# Aim of the exercise:
Restate each of the lines below word for word and drop every picture.

—————

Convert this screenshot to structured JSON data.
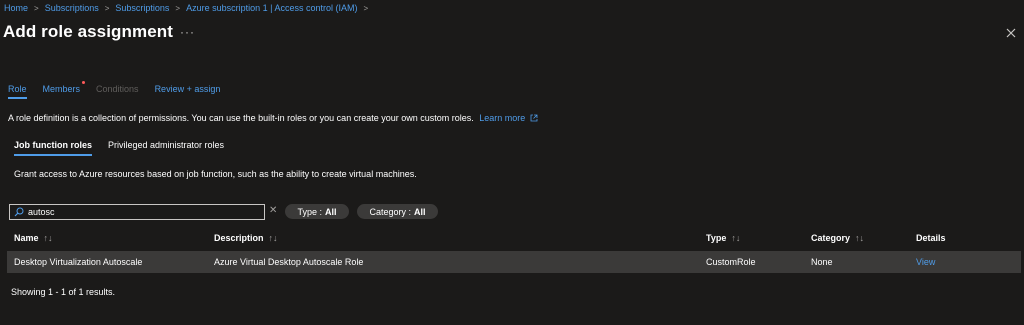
{
  "breadcrumb": [
    "Home",
    "Subscriptions",
    "Subscriptions",
    "Azure subscription 1 | Access control (IAM)"
  ],
  "page_title": "Add role assignment",
  "more_label": "···",
  "tabs": [
    {
      "label": "Role",
      "state": "active"
    },
    {
      "label": "Members",
      "state": "normal"
    },
    {
      "label": "Conditions",
      "state": "disabled"
    },
    {
      "label": "Review + assign",
      "state": "normal"
    }
  ],
  "description": {
    "text": "A role definition is a collection of permissions. You can use the built-in roles or you can create your own custom roles.",
    "link": "Learn more"
  },
  "subtabs": [
    "Job function roles",
    "Privileged administrator roles"
  ],
  "grant_text": "Grant access to Azure resources based on job function, such as the ability to create virtual machines.",
  "search": {
    "value": "autosc"
  },
  "filters": {
    "type": {
      "label": "Type :",
      "value": "All"
    },
    "category": {
      "label": "Category :",
      "value": "All"
    }
  },
  "table": {
    "columns": [
      "Name",
      "Description",
      "Type",
      "Category",
      "Details"
    ],
    "rows": [
      {
        "name": "Desktop Virtualization Autoscale",
        "description": "Azure Virtual Desktop Autoscale Role",
        "type": "CustomRole",
        "category": "None",
        "details": "View"
      }
    ]
  },
  "results_text": "Showing 1 - 1 of 1 results.",
  "colors": {
    "background": "#1b1a19",
    "accent": "#4f9ce8",
    "row_selected": "#3b3a39",
    "required": "#ff5a5a"
  }
}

—————

# Exercise result:
Convert this screenshot to structured JSON data.
{
  "breadcrumb": [
    "Home",
    "Subscriptions",
    "Subscriptions",
    "Azure subscription 1 | Access control (IAM)"
  ],
  "page_title": "Add role assignment",
  "more_label": "···",
  "tabs": [
    {
      "label": "Role",
      "state": "active"
    },
    {
      "label": "Members",
      "state": "normal"
    },
    {
      "label": "Conditions",
      "state": "disabled"
    },
    {
      "label": "Review + assign",
      "state": "normal"
    }
  ],
  "description": {
    "text": "A role definition is a collection of permissions. You can use the built-in roles or you can create your own custom roles.",
    "link": "Learn more"
  },
  "subtabs": [
    "Job function roles",
    "Privileged administrator roles"
  ],
  "grant_text": "Grant access to Azure resources based on job function, such as the ability to create virtual machines.",
  "search": {
    "value": "autosc"
  },
  "filters": {
    "type": {
      "label": "Type :",
      "value": "All"
    },
    "category": {
      "label": "Category :",
      "value": "All"
    }
  },
  "table": {
    "columns": [
      "Name",
      "Description",
      "Type",
      "Category",
      "Details"
    ],
    "rows": [
      {
        "name": "Desktop Virtualization Autoscale",
        "description": "Azure Virtual Desktop Autoscale Role",
        "type": "CustomRole",
        "category": "None",
        "details": "View"
      }
    ]
  },
  "results_text": "Showing 1 - 1 of 1 results.",
  "colors": {
    "background": "#1b1a19",
    "accent": "#4f9ce8",
    "row_selected": "#3b3a39",
    "required": "#ff5a5a"
  }
}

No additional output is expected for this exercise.